What to work on
Write the records below out again exactly as given, with no images.

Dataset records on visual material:
%%
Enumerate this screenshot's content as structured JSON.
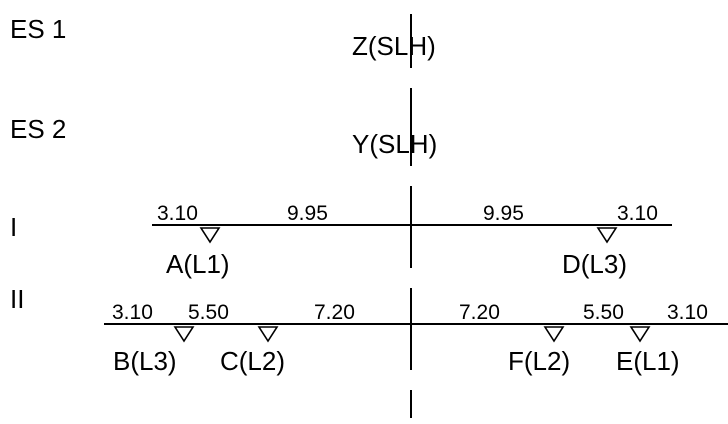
{
  "rows": {
    "es1": {
      "label": "ES 1",
      "load": "Z(SLH)"
    },
    "es2": {
      "label": "ES 2",
      "load": "Y(SLH)"
    },
    "r1": {
      "label": "I",
      "dims": [
        "3.10",
        "9.95",
        "9.95",
        "3.10"
      ],
      "loads": [
        "A(L1)",
        "D(L3)"
      ]
    },
    "r2": {
      "label": "II",
      "dims": [
        "3.10",
        "5.50",
        "7.20",
        "7.20",
        "5.50",
        "3.10"
      ],
      "loads": [
        "B(L3)",
        "C(L2)",
        "F(L2)",
        "E(L1)"
      ]
    }
  }
}
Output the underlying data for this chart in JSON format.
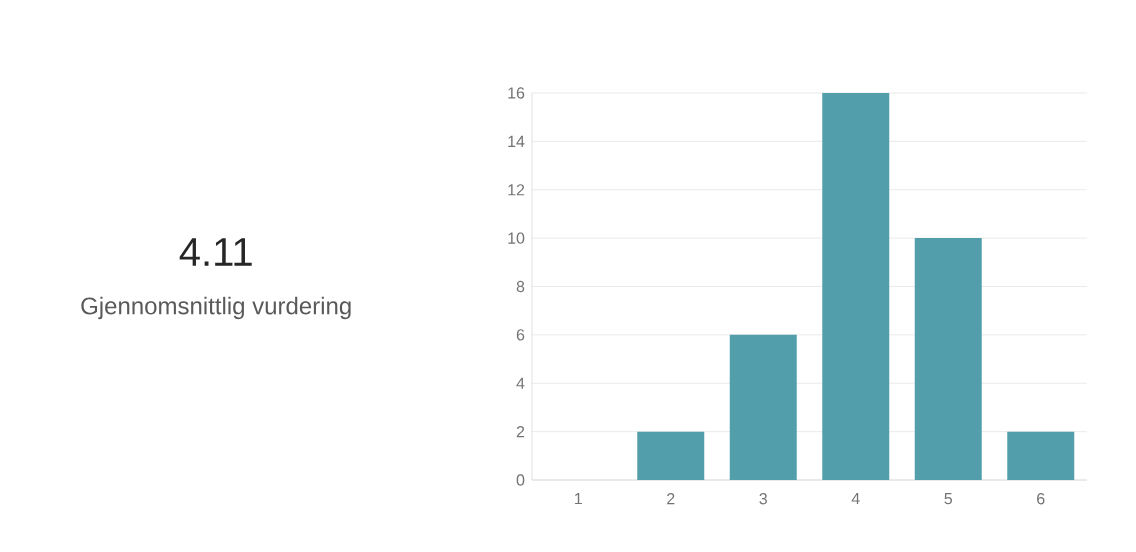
{
  "chart_data": [
    {
      "type": "other",
      "title": "4.11",
      "subtitle": "Gjennomsnittlig vurdering"
    },
    {
      "type": "bar",
      "categories": [
        "1",
        "2",
        "3",
        "4",
        "5",
        "6"
      ],
      "values": [
        0,
        2,
        6,
        16,
        10,
        2
      ],
      "color": "#529fab",
      "ylim": [
        0,
        16
      ],
      "yticks": [
        0,
        2,
        4,
        6,
        8,
        10,
        12,
        14,
        16
      ],
      "grid": "y"
    }
  ]
}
%%
Solved exercise
Enumerate this screenshot's content as structured JSON.
{
  "rows": {
    "es1": {
      "label": "ES 1",
      "load": "Z(SLH)"
    },
    "es2": {
      "label": "ES 2",
      "load": "Y(SLH)"
    },
    "r1": {
      "label": "I",
      "dims": [
        "3.10",
        "9.95",
        "9.95",
        "3.10"
      ],
      "loads": [
        "A(L1)",
        "D(L3)"
      ]
    },
    "r2": {
      "label": "II",
      "dims": [
        "3.10",
        "5.50",
        "7.20",
        "7.20",
        "5.50",
        "3.10"
      ],
      "loads": [
        "B(L3)",
        "C(L2)",
        "F(L2)",
        "E(L1)"
      ]
    }
  }
}
Output the underlying data for this chart in JSON format.
{
  "chart_data": [
    {
      "type": "other",
      "title": "4.11",
      "subtitle": "Gjennomsnittlig vurdering"
    },
    {
      "type": "bar",
      "categories": [
        "1",
        "2",
        "3",
        "4",
        "5",
        "6"
      ],
      "values": [
        0,
        2,
        6,
        16,
        10,
        2
      ],
      "color": "#529fab",
      "ylim": [
        0,
        16
      ],
      "yticks": [
        0,
        2,
        4,
        6,
        8,
        10,
        12,
        14,
        16
      ],
      "grid": "y"
    }
  ]
}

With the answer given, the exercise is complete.